TASK DESCRIPTION: Without skipping anything, write out each record below exactly.

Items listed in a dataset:
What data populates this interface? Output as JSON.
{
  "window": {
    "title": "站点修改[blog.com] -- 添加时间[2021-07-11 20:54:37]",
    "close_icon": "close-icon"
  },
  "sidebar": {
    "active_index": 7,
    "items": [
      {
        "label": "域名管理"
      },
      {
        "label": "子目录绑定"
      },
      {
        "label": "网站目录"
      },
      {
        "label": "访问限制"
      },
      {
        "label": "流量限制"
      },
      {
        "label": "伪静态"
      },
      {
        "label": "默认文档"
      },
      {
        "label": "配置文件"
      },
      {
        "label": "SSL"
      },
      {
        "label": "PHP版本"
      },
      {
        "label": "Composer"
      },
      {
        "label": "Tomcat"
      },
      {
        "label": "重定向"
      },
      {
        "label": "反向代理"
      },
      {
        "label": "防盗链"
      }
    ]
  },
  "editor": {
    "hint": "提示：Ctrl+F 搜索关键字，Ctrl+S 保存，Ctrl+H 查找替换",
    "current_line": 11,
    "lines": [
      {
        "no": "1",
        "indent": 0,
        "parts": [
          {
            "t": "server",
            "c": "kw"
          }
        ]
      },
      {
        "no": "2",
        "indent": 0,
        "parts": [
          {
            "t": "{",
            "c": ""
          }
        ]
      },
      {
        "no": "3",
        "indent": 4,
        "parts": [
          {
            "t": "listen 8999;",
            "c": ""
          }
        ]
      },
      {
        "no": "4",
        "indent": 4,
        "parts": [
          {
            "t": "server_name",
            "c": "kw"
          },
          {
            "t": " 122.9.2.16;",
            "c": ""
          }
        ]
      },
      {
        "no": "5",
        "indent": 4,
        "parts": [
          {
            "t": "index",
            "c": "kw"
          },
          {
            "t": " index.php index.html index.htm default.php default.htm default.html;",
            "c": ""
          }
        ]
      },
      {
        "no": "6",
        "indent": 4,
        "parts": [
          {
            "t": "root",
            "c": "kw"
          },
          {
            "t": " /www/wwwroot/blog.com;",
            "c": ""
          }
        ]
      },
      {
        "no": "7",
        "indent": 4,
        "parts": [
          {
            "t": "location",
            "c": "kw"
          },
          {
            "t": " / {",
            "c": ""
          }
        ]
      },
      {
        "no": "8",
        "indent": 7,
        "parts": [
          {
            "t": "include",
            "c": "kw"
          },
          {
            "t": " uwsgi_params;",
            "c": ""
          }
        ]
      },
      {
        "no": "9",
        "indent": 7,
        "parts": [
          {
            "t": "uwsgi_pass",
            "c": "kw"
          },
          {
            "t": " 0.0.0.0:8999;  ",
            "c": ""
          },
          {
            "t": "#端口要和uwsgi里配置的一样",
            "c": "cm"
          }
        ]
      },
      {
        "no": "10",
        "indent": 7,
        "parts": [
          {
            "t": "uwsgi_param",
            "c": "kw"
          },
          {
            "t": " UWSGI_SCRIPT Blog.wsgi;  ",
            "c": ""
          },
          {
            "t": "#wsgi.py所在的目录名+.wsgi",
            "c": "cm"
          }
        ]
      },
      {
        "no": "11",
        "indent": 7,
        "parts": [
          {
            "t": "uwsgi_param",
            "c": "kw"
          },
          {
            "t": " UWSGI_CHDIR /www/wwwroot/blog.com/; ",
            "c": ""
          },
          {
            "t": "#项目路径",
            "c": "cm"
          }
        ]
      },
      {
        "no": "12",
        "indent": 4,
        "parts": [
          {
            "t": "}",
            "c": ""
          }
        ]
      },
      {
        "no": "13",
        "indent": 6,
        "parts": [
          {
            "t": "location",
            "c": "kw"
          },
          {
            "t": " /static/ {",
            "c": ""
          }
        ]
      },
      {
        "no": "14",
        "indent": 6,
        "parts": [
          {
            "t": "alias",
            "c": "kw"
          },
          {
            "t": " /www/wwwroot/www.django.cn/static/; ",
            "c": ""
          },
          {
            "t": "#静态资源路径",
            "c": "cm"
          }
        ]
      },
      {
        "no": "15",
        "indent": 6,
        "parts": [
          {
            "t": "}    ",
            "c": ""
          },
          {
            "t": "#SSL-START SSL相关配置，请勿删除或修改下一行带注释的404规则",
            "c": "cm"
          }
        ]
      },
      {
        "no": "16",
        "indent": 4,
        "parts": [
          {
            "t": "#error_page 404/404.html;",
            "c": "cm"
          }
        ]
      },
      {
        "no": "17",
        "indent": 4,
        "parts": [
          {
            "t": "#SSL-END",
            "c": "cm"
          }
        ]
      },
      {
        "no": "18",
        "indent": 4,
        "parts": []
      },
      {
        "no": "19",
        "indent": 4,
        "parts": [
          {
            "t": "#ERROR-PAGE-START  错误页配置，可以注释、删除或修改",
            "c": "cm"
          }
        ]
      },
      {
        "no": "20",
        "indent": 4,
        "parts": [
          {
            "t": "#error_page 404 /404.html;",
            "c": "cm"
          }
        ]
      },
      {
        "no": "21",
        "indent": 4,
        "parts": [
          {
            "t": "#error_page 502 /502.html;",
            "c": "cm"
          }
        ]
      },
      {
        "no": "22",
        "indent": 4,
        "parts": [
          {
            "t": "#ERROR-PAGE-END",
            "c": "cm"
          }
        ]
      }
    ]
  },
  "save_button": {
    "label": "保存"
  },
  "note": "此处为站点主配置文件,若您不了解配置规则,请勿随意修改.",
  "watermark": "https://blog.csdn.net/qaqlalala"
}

EXPECTED ANSWER:
What data populates this interface? Output as JSON.
{
  "window": {
    "title": "站点修改[blog.com] -- 添加时间[2021-07-11 20:54:37]",
    "close_icon": "close-icon"
  },
  "sidebar": {
    "active_index": 7,
    "items": [
      {
        "label": "域名管理"
      },
      {
        "label": "子目录绑定"
      },
      {
        "label": "网站目录"
      },
      {
        "label": "访问限制"
      },
      {
        "label": "流量限制"
      },
      {
        "label": "伪静态"
      },
      {
        "label": "默认文档"
      },
      {
        "label": "配置文件"
      },
      {
        "label": "SSL"
      },
      {
        "label": "PHP版本"
      },
      {
        "label": "Composer"
      },
      {
        "label": "Tomcat"
      },
      {
        "label": "重定向"
      },
      {
        "label": "反向代理"
      },
      {
        "label": "防盗链"
      }
    ]
  },
  "editor": {
    "hint": "提示：Ctrl+F 搜索关键字，Ctrl+S 保存，Ctrl+H 查找替换",
    "current_line": 11,
    "lines": [
      {
        "no": "1",
        "indent": 0,
        "parts": [
          {
            "t": "server",
            "c": "kw"
          }
        ]
      },
      {
        "no": "2",
        "indent": 0,
        "parts": [
          {
            "t": "{",
            "c": ""
          }
        ]
      },
      {
        "no": "3",
        "indent": 4,
        "parts": [
          {
            "t": "listen 8999;",
            "c": ""
          }
        ]
      },
      {
        "no": "4",
        "indent": 4,
        "parts": [
          {
            "t": "server_name",
            "c": "kw"
          },
          {
            "t": " 122.9.2.16;",
            "c": ""
          }
        ]
      },
      {
        "no": "5",
        "indent": 4,
        "parts": [
          {
            "t": "index",
            "c": "kw"
          },
          {
            "t": " index.php index.html index.htm default.php default.htm default.html;",
            "c": ""
          }
        ]
      },
      {
        "no": "6",
        "indent": 4,
        "parts": [
          {
            "t": "root",
            "c": "kw"
          },
          {
            "t": " /www/wwwroot/blog.com;",
            "c": ""
          }
        ]
      },
      {
        "no": "7",
        "indent": 4,
        "parts": [
          {
            "t": "location",
            "c": "kw"
          },
          {
            "t": " / {",
            "c": ""
          }
        ]
      },
      {
        "no": "8",
        "indent": 7,
        "parts": [
          {
            "t": "include",
            "c": "kw"
          },
          {
            "t": " uwsgi_params;",
            "c": ""
          }
        ]
      },
      {
        "no": "9",
        "indent": 7,
        "parts": [
          {
            "t": "uwsgi_pass",
            "c": "kw"
          },
          {
            "t": " 0.0.0.0:8999;  ",
            "c": ""
          },
          {
            "t": "#端口要和uwsgi里配置的一样",
            "c": "cm"
          }
        ]
      },
      {
        "no": "10",
        "indent": 7,
        "parts": [
          {
            "t": "uwsgi_param",
            "c": "kw"
          },
          {
            "t": " UWSGI_SCRIPT Blog.wsgi;  ",
            "c": ""
          },
          {
            "t": "#wsgi.py所在的目录名+.wsgi",
            "c": "cm"
          }
        ]
      },
      {
        "no": "11",
        "indent": 7,
        "parts": [
          {
            "t": "uwsgi_param",
            "c": "kw"
          },
          {
            "t": " UWSGI_CHDIR /www/wwwroot/blog.com/; ",
            "c": ""
          },
          {
            "t": "#项目路径",
            "c": "cm"
          }
        ]
      },
      {
        "no": "12",
        "indent": 4,
        "parts": [
          {
            "t": "}",
            "c": ""
          }
        ]
      },
      {
        "no": "13",
        "indent": 6,
        "parts": [
          {
            "t": "location",
            "c": "kw"
          },
          {
            "t": " /static/ {",
            "c": ""
          }
        ]
      },
      {
        "no": "14",
        "indent": 6,
        "parts": [
          {
            "t": "alias",
            "c": "kw"
          },
          {
            "t": " /www/wwwroot/www.django.cn/static/; ",
            "c": ""
          },
          {
            "t": "#静态资源路径",
            "c": "cm"
          }
        ]
      },
      {
        "no": "15",
        "indent": 6,
        "parts": [
          {
            "t": "}    ",
            "c": ""
          },
          {
            "t": "#SSL-START SSL相关配置，请勿删除或修改下一行带注释的404规则",
            "c": "cm"
          }
        ]
      },
      {
        "no": "16",
        "indent": 4,
        "parts": [
          {
            "t": "#error_page 404/404.html;",
            "c": "cm"
          }
        ]
      },
      {
        "no": "17",
        "indent": 4,
        "parts": [
          {
            "t": "#SSL-END",
            "c": "cm"
          }
        ]
      },
      {
        "no": "18",
        "indent": 4,
        "parts": []
      },
      {
        "no": "19",
        "indent": 4,
        "parts": [
          {
            "t": "#ERROR-PAGE-START  错误页配置，可以注释、删除或修改",
            "c": "cm"
          }
        ]
      },
      {
        "no": "20",
        "indent": 4,
        "parts": [
          {
            "t": "#error_page 404 /404.html;",
            "c": "cm"
          }
        ]
      },
      {
        "no": "21",
        "indent": 4,
        "parts": [
          {
            "t": "#error_page 502 /502.html;",
            "c": "cm"
          }
        ]
      },
      {
        "no": "22",
        "indent": 4,
        "parts": [
          {
            "t": "#ERROR-PAGE-END",
            "c": "cm"
          }
        ]
      }
    ]
  },
  "save_button": {
    "label": "保存"
  },
  "note": "此处为站点主配置文件,若您不了解配置规则,请勿随意修改.",
  "watermark": "https://blog.csdn.net/qaqlalala"
}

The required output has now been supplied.